■ Task brief
Write out each line of the listing as it stands, without the images.

● ● ●

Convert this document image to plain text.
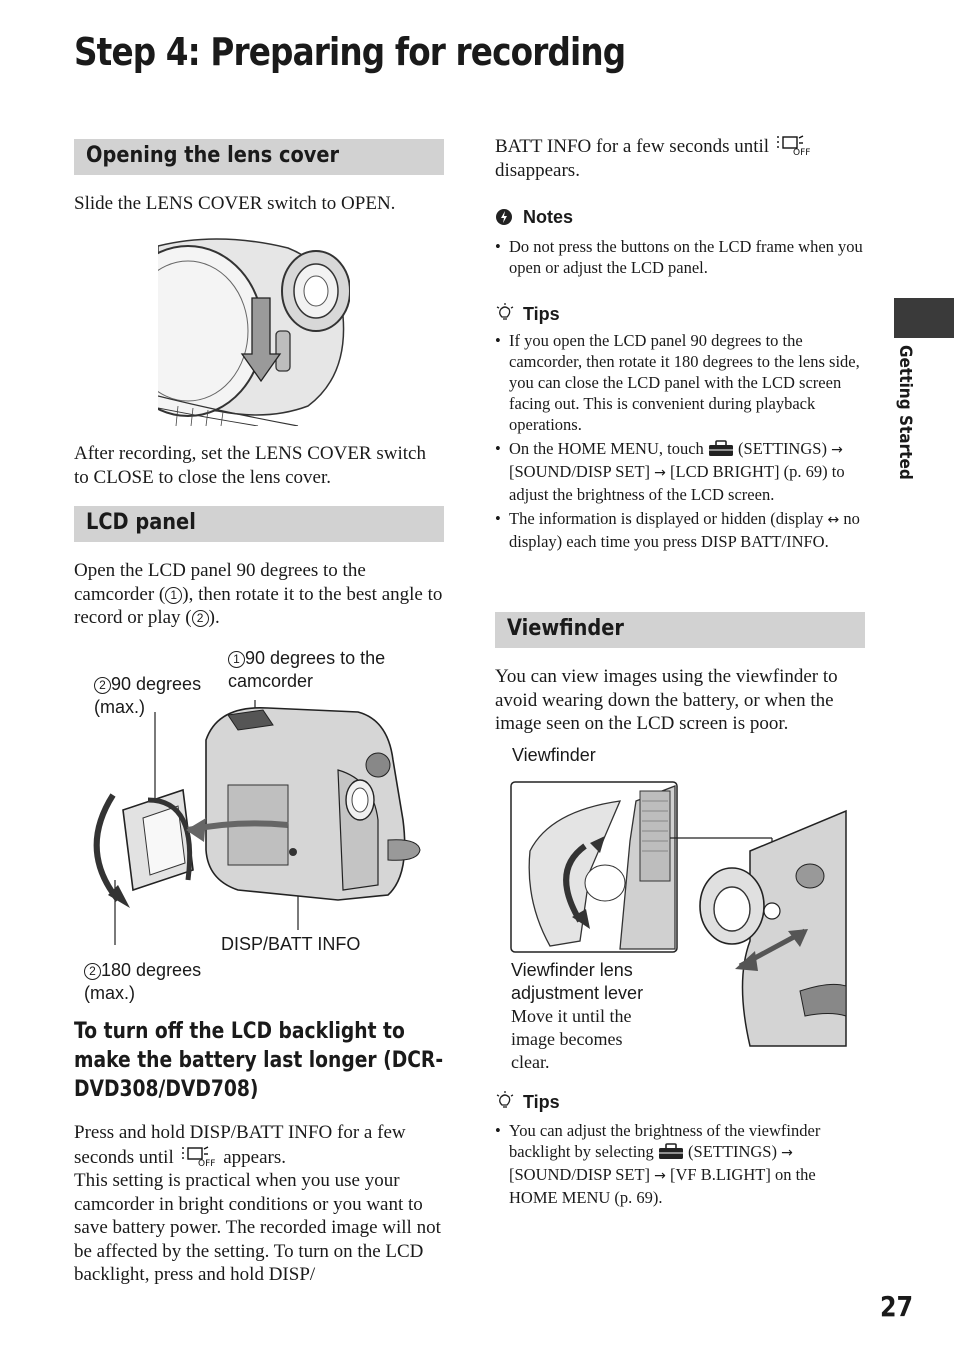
Step 4: Preparing for recording
Getting Started
Opening the lens cover
Slide the LENS COVER switch to OPEN.
After recording, set the LENS COVER switch to CLOSE to close the lens cover.
LCD panel
Open the LCD panel 90 degrees to the camcorder ( 1 ), then rotate it to the best angle to record or play ( 2 ).
1 90 degrees to the
camcorder
2 90 degrees
(max.)
DISP/BATT INFO
2 180 degrees
(max.)
To turn off the LCD backlight to make the battery last longer (DCR-DVD308/DVD708)
Press and hold DISP/BATT INFO for a few seconds until OFF appears.
This setting is practical when you use your camcorder in bright conditions or you want to save battery power. The recorded image will not be affected by the setting. To turn on the LCD backlight, press and hold DISP/
BATT INFO for a few seconds until OFF

disappears.
Notes
• Do not press the buttons on the LCD frame when you open or adjust the LCD panel.
Tips
• If you open the LCD panel 90 degrees to the camcorder, then rotate it 180 degrees to the lens side, you can close the LCD panel with the LCD screen facing out. This is convenient during playback operations.
• On the HOME MENU, touch  (SETTINGS) → [SOUND/DISP SET] → [LCD BRIGHT] (p. 69) to adjust the brightness of the LCD screen.
• The information is displayed or hidden (display ↔ no display) each time you press DISP BATT/INFO.
Viewfinder
You can view images using the viewfinder to avoid wearing down the battery, or when the image seen on the LCD screen is poor.
Viewfinder
Viewfinder lens
adjustment lever
Move it until the image becomes clear.
Tips
• You can adjust the brightness of the viewfinder backlight by selecting  (SETTINGS) → [SOUND/DISP SET] → [VF B.LIGHT] on the HOME MENU (p. 69).
27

● ● ●

■ Answer
Convert this document image to plain text.
Step 4: Preparing for recording
Getting Started
Opening the lens cover
Slide the LENS COVER switch to OPEN.
After recording, set the LENS COVER switch to CLOSE to close the lens cover.
LCD panel
Open the LCD panel 90 degrees to the camcorder ( 1 ), then rotate it to the best angle to record or play ( 2 ).
1 90 degrees to the
camcorder
2 90 degrees
(max.)
DISP/BATT INFO
2 180 degrees
(max.)
To turn off the LCD backlight to make the battery last longer (DCR-DVD308/DVD708)
Press and hold DISP/BATT INFO for a few seconds until OFF appears.
This setting is practical when you use your camcorder in bright conditions or you want to save battery power. The recorded image will not be affected by the setting. To turn on the LCD backlight, press and hold DISP/
BATT INFO for a few seconds until OFF

disappears.
Notes
• Do not press the buttons on the LCD frame when you open or adjust the LCD panel.
Tips
• If you open the LCD panel 90 degrees to the camcorder, then rotate it 180 degrees to the lens side, you can close the LCD panel with the LCD screen facing out. This is convenient during playback operations.
• On the HOME MENU, touch  (SETTINGS) → [SOUND/DISP SET] → [LCD BRIGHT] (p. 69) to adjust the brightness of the LCD screen.
• The information is displayed or hidden (display ↔ no display) each time you press DISP BATT/INFO.
Viewfinder
You can view images using the viewfinder to avoid wearing down the battery, or when the image seen on the LCD screen is poor.
Viewfinder
Viewfinder lens
adjustment lever
Move it until the image becomes clear.
Tips
• You can adjust the brightness of the viewfinder backlight by selecting  (SETTINGS) → [SOUND/DISP SET] → [VF B.LIGHT] on the HOME MENU (p. 69).
27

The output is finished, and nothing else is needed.